What to work on: Reproduce each line that includes the word "name".

Data extract:
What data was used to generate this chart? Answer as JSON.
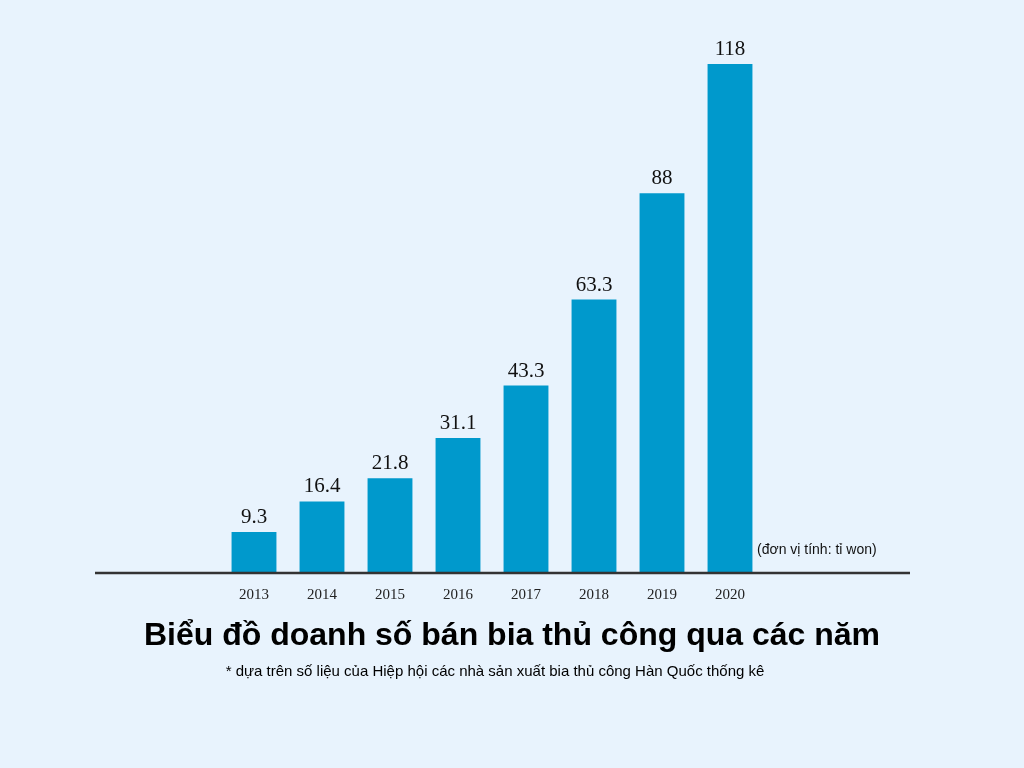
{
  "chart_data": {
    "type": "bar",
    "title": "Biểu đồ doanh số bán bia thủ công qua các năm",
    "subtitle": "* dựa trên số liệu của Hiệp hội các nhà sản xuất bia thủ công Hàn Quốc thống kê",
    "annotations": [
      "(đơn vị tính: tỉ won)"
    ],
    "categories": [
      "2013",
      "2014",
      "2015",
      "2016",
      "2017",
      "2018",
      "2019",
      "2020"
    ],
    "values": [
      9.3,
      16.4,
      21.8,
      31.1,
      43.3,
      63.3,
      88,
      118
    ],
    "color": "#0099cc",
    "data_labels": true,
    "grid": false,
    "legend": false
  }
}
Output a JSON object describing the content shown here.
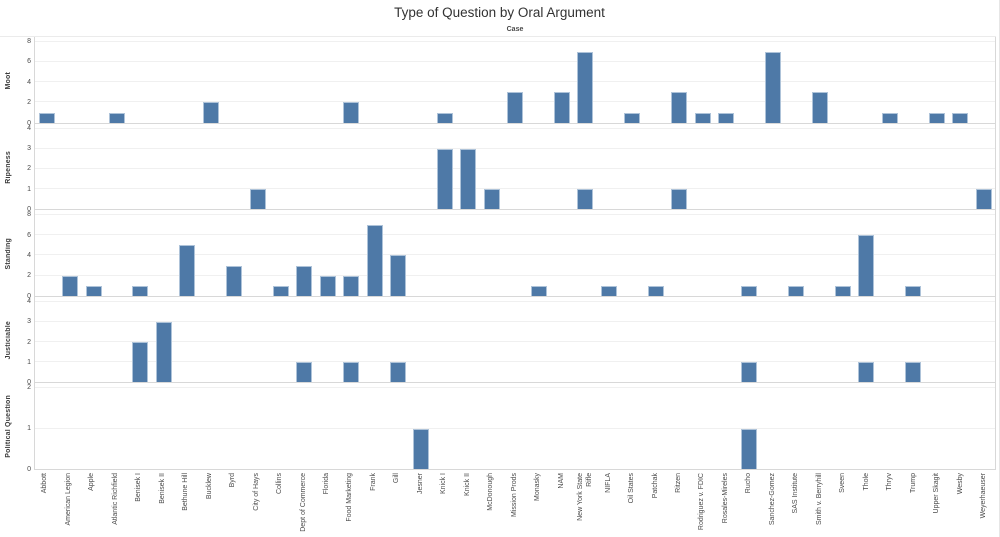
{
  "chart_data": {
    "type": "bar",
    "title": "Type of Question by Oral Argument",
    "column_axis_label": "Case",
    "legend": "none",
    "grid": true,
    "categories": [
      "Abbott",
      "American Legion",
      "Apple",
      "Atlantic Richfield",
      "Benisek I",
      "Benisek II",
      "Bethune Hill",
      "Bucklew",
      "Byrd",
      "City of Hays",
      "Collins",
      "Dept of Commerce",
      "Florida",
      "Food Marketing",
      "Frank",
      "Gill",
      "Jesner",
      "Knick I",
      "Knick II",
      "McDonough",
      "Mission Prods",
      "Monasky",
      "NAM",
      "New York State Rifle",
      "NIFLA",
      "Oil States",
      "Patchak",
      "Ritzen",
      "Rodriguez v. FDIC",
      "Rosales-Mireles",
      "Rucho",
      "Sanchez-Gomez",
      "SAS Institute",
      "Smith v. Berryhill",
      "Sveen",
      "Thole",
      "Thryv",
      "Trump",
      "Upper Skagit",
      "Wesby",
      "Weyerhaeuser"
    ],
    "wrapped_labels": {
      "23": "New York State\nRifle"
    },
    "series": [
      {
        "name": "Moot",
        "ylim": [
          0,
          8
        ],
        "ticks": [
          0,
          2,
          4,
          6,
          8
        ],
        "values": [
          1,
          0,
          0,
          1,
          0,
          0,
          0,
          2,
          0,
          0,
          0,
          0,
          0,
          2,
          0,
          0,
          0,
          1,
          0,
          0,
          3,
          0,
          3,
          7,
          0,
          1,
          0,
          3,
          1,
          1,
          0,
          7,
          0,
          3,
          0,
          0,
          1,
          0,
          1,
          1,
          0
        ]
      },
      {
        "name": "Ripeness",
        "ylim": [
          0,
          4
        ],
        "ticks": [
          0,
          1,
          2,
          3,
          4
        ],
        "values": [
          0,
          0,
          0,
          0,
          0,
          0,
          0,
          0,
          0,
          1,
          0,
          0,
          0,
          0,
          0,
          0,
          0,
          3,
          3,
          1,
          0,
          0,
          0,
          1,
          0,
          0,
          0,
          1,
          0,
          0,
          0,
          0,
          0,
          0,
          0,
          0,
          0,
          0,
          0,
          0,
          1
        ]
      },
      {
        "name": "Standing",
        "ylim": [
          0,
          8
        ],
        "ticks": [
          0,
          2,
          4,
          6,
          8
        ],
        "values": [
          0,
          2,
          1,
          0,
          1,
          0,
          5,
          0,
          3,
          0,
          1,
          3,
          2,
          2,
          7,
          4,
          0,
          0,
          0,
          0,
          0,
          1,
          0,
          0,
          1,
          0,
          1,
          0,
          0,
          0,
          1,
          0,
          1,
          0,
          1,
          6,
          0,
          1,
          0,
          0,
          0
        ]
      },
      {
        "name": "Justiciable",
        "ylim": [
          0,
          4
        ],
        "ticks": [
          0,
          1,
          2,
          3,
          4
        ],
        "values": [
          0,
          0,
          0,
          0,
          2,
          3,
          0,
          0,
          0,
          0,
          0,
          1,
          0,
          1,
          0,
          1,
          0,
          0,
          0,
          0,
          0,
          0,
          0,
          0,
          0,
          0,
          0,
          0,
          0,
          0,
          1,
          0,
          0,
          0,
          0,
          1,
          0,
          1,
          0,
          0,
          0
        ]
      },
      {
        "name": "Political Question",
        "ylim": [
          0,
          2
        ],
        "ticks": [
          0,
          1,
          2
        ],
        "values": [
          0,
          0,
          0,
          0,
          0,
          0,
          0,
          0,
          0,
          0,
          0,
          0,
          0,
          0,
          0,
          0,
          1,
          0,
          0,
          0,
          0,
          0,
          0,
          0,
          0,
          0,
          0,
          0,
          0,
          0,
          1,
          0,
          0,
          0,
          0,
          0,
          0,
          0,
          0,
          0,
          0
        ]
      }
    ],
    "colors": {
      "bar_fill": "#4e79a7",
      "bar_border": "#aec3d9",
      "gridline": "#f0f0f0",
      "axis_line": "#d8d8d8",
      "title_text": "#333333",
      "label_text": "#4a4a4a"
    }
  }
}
* * *
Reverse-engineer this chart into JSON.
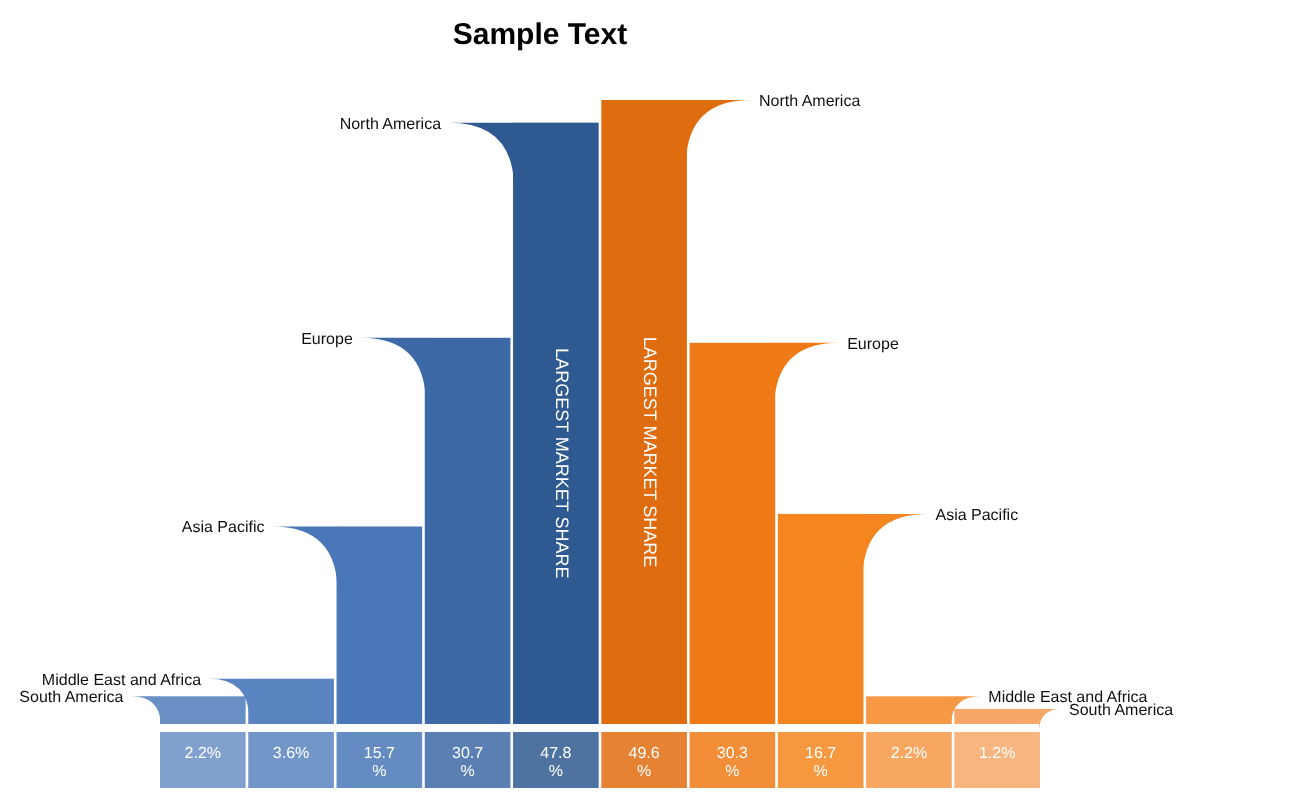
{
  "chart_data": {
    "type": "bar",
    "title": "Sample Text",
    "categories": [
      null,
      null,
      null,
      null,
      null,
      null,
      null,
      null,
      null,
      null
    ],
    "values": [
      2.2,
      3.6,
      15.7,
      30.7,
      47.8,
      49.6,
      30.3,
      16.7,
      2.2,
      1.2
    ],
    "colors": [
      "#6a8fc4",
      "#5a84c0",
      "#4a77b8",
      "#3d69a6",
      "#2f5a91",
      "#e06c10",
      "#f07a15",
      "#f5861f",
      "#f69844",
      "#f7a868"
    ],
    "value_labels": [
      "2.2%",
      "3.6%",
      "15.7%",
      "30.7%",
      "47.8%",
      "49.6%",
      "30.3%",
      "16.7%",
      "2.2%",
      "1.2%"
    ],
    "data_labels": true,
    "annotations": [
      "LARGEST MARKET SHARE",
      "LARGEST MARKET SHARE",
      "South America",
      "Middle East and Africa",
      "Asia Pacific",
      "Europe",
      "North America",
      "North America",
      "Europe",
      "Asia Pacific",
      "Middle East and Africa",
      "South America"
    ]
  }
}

Solution for this task:
        "name": "Moot",
        "name": "Ripeness",
        "name": "Standing",
        "name": "Justiciable",
        "name": "Political Question",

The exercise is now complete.